DOCUMENT EXCERPT:
The Chino Hills 7-Eleven buzzed with the excitement of a party Thursday morning.
Customers snapped selfies and sipped Slurpees and employees offered free pizza to the crowd. Store owner Balbir Atwal smiled ear-to-ear, carrying around an oversized prop check for $1 million, the business' take for selling one of the three tickets that won the $1.5-billion Powerball jackpot.
But the person (or persons) with the biggest reason to celebrate remained a mystery.
"We're waiting for the big jackpot winner," said California Lottery spokesman Russ Lopez. "We could be waiting a long time."
Jackpot winners have up to a year to claim their prize. Once they do, they're likely to find that they face an entirely new life, one with incredible opportunities and, perhaps, unimagined pitfalls.
On Thursday, amid the celebrations, lottery officials warned the winner to ready himself or herself for the changes to come.
"Just do what you need to do to be prepared," Lopez said. "People are going to come to you for money, and how are you going to develop a strategy to deal with that?"

WORK TO COMPLETE:
(a) Retype everything in the Powerball article from "Jackpot winners have" down to "perhaps, unimagined pitfalls.".
(b) In the Powerball article, how much did the Chino Hills 7-Eleven earn for selling a winning ticket?
(c) Write what comes next in the Powerball jackpot article, picking up after its last sentence.
The records come from a separate source, not from the Powerball article.

Entries drawn from a collection

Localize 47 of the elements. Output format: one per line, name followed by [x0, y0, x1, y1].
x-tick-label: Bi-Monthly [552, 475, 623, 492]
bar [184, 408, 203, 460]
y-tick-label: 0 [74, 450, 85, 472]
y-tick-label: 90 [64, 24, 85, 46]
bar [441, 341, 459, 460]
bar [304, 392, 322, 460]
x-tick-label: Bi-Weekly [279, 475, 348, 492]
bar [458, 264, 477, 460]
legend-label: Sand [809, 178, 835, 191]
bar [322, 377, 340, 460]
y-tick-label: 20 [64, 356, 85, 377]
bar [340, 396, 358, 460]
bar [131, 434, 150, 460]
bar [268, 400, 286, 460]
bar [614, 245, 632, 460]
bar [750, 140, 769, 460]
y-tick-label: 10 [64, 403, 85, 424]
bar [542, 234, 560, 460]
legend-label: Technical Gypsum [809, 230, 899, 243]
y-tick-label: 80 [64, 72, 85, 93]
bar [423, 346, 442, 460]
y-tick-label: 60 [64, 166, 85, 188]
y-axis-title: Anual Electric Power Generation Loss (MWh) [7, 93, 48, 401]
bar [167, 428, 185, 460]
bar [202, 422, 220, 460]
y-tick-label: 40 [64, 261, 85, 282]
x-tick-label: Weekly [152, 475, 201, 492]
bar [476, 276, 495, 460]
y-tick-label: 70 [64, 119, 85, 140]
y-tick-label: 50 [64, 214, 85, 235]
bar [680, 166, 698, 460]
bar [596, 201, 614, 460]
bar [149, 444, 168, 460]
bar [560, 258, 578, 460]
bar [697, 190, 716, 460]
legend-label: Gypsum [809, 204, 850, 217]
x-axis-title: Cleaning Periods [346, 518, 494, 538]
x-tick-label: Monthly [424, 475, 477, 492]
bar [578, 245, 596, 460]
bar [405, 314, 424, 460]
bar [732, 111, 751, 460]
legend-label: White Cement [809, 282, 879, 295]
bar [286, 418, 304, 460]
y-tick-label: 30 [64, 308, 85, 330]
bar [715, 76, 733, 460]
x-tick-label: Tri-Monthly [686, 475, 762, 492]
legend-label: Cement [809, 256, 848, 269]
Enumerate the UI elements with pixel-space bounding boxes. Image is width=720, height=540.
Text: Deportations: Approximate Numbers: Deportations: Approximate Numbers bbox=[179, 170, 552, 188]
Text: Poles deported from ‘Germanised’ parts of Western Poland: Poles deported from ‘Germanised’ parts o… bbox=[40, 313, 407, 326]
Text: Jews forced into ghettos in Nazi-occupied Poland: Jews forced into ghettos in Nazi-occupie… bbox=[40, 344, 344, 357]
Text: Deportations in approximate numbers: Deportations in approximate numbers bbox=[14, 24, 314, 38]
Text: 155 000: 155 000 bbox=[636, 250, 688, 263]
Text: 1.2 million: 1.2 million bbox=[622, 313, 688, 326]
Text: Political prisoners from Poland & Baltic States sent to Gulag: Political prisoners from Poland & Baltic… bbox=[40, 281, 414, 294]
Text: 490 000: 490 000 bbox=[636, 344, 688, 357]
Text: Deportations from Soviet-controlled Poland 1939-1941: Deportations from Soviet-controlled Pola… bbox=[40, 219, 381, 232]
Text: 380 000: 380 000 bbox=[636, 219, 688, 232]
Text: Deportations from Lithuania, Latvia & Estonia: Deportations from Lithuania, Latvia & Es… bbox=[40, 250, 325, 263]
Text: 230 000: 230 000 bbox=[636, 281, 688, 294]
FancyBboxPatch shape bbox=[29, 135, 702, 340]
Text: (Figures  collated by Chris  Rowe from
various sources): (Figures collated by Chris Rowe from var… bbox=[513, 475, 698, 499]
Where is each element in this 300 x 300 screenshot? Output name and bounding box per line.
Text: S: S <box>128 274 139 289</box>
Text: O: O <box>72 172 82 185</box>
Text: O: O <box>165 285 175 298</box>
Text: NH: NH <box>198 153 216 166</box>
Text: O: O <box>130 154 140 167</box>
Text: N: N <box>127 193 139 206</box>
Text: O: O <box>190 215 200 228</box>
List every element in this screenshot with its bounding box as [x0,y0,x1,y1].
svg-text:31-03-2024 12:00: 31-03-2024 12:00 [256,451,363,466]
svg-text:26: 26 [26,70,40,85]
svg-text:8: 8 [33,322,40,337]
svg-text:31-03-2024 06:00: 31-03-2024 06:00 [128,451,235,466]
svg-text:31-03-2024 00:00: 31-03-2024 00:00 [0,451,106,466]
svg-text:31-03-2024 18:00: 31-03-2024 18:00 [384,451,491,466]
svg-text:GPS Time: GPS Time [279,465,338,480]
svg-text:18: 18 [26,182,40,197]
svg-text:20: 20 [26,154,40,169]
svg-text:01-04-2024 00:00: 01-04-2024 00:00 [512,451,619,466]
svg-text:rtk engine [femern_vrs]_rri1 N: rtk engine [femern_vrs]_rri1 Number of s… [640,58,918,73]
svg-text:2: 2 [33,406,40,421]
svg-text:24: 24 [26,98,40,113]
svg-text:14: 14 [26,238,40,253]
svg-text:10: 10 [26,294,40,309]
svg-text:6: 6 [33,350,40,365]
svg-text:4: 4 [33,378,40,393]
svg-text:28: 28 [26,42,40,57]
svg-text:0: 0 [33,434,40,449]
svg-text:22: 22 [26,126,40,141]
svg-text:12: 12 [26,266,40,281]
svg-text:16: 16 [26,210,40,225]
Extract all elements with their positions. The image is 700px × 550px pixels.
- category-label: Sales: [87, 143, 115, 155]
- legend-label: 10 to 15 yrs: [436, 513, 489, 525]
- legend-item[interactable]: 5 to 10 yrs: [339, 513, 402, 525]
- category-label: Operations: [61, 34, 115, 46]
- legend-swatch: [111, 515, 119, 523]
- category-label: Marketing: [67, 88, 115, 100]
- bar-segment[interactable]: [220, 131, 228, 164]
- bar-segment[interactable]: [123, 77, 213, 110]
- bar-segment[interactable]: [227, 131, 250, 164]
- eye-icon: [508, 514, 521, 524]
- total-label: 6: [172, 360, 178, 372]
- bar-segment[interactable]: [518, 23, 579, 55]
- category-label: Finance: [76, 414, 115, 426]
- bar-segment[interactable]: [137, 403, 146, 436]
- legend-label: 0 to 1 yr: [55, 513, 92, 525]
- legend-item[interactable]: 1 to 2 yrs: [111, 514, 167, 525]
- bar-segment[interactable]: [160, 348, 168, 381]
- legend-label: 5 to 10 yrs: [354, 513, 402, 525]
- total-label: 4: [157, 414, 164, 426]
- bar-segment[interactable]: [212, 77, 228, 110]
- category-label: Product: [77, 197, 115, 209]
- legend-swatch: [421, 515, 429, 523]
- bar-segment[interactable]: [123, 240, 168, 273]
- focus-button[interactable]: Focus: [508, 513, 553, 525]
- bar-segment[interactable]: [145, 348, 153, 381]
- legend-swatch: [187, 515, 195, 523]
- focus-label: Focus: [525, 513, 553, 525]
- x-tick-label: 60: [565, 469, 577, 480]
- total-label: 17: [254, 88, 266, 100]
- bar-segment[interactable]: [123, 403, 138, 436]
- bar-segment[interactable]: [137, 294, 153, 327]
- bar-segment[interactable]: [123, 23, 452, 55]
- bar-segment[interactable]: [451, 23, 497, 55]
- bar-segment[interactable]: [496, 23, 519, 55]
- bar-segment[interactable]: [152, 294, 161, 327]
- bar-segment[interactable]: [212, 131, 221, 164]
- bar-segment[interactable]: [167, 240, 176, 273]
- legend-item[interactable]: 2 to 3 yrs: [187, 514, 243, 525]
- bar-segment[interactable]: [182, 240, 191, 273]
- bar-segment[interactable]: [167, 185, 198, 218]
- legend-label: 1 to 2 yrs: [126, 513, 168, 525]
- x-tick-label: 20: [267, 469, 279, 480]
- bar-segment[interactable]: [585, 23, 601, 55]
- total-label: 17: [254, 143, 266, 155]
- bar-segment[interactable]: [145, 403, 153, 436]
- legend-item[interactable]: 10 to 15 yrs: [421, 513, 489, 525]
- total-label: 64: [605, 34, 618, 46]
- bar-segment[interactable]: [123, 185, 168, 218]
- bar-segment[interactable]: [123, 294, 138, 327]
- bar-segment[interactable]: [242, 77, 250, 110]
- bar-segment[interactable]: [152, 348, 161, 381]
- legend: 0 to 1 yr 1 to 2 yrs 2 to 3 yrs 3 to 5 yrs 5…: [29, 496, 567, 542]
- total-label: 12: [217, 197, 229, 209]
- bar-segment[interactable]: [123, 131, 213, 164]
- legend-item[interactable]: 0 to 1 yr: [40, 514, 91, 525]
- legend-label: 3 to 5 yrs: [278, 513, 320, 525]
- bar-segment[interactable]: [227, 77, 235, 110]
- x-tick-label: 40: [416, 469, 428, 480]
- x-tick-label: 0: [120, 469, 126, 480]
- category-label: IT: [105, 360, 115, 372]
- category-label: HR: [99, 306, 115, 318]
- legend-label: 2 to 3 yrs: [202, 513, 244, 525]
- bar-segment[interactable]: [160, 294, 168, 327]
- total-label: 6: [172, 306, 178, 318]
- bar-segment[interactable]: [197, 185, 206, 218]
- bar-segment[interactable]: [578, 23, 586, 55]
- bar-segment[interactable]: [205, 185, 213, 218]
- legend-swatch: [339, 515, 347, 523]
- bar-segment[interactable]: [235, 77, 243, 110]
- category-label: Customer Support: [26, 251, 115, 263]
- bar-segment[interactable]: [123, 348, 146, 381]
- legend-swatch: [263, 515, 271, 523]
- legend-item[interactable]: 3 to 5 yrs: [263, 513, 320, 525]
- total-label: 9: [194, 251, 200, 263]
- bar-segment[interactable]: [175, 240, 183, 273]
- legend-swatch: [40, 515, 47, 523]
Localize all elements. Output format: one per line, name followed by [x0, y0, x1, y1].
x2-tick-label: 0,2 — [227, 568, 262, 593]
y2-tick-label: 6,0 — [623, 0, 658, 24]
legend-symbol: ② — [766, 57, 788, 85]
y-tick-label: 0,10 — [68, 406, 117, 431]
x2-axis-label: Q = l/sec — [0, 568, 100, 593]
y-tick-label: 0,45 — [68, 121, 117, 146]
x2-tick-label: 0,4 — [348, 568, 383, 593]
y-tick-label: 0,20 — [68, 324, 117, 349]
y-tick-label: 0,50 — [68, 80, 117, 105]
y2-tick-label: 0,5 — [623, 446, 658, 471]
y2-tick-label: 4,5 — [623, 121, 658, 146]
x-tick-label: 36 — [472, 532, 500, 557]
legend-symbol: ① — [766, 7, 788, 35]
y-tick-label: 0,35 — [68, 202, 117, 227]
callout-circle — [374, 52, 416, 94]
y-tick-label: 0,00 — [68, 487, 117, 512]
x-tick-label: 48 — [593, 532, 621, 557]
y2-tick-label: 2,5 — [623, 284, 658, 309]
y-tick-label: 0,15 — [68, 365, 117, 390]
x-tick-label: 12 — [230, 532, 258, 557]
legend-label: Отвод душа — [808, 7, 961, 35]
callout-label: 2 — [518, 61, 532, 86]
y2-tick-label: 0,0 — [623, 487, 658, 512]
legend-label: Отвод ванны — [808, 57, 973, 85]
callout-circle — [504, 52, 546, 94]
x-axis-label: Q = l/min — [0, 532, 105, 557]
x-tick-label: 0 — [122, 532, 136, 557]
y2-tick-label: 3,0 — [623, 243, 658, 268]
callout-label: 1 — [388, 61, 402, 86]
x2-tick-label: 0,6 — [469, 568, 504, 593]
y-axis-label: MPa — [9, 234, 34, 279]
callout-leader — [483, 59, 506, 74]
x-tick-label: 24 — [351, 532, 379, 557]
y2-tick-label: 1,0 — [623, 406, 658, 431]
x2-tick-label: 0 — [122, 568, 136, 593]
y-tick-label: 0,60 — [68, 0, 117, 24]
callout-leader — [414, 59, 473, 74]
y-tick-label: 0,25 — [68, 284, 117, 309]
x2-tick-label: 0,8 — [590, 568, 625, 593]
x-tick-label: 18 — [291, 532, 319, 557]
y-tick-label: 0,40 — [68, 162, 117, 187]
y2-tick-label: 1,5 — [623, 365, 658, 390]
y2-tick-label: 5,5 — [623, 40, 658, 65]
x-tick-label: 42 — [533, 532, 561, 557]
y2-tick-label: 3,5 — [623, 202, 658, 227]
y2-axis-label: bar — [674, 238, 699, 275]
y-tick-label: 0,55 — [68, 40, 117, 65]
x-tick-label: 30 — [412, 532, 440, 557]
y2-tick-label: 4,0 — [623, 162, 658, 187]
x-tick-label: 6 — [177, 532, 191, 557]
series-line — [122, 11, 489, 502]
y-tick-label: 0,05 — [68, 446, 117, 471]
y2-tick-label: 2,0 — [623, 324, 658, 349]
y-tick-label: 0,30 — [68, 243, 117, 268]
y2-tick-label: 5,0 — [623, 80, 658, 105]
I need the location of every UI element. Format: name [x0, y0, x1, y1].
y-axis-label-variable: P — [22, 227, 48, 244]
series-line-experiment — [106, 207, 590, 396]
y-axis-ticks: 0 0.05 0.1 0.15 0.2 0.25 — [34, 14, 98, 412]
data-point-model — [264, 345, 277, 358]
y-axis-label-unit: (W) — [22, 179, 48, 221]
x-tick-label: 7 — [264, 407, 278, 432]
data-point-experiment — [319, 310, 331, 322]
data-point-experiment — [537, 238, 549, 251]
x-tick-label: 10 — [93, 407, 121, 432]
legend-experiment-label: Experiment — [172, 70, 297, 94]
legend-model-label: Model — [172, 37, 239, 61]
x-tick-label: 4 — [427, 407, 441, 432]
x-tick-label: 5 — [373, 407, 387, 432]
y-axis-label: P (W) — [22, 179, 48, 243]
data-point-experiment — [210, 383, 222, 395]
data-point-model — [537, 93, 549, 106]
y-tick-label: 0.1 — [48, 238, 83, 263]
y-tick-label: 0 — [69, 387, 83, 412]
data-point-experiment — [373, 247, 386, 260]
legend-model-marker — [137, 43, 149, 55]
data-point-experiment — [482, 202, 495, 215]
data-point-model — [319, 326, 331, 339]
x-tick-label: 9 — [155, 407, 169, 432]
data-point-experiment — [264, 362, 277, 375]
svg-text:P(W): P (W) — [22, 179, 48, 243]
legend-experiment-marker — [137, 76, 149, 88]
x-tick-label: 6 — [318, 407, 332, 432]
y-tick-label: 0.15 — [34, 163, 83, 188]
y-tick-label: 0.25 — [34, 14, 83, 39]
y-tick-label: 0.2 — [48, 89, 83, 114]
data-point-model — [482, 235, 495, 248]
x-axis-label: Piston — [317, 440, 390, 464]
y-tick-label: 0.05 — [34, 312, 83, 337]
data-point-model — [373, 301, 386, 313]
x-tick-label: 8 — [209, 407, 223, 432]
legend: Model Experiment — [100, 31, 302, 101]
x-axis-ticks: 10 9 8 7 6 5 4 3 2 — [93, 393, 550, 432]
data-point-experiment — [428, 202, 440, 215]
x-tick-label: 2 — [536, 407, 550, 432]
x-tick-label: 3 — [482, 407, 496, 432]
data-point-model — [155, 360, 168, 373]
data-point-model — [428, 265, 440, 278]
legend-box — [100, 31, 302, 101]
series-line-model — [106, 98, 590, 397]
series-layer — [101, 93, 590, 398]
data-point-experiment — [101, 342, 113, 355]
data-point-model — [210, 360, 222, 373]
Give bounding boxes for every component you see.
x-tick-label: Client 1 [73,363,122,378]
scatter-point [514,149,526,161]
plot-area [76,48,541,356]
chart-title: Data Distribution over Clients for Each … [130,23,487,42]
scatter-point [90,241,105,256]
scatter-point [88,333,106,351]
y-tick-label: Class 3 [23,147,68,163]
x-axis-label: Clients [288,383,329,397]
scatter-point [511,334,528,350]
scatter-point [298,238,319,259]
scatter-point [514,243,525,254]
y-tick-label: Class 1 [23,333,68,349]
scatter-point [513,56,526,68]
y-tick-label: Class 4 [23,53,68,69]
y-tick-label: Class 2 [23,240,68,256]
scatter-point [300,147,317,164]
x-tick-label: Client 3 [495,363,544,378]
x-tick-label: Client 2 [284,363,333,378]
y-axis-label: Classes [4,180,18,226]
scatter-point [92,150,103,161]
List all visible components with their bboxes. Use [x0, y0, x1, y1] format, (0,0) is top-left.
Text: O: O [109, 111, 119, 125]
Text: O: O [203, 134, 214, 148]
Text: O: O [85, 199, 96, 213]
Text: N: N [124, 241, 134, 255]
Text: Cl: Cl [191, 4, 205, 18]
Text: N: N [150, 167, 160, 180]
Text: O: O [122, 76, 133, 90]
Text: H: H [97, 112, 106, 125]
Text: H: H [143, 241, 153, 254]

SET OF ANSWERS:
(a)
Jackpot winners have up to a year to claim their prize. Once they do, they're likely to find that they face an entirely new life, one with incredible opportunities and, perhaps, unimagined pitfalls.

(b) $1 million.

(c)
Even split three ways, with winners in Florida and Tennessee, Wednesday's winner is poised be the largest lottery prize winner ever in California, with a $528-million payout before taxes.
"It's not like taking your paycheck to the bank," said California Lottery spokesman Alex Traverso.
Horror stories about sudden millionaires who lost it all, declared bankruptcy or saw their families torn apart are easy to come by.
People who win such large amounts often have a hard time keeping perspective, said Don McNay, a Kentucky-based financial consultant who specializes in helping people who have come into sudden money.
"I hope they do things smart," he said. "What I tell people to do is keep your circle very, very small. Don't be buying brand-new cars for all your friends. Don't take a hundred people to the Super Bowl."
Lottery officials encouraged the winner to download its "Winner's Handbook."
Among the first pieces of advice in that 14-page pamphlet: "Consider changing your cell and home phone numbers." Another piece: "Spending fast and furious will only leave you fast and furiously broke."
Winners' names are public record in California and most other states. And the stories of those who struggle after their wins are often well-publicized.
Jack Whittaker, a West Virginia sewage treatment contractor, was already a millionaire when he won $315 million in the 2002 Christmas Day Powerball at age 55.
About eight months later, while he was drinking at a strip club, $545,000 was stolen from a briefcase in his SUV.
Within two years, Whittaker lost a granddaughter to a drug overdose that he blamed on the money, ABC News reported. In 2009, his daughter was found dead. Whittaker and his wife divorced. He blamed it all on the lottery.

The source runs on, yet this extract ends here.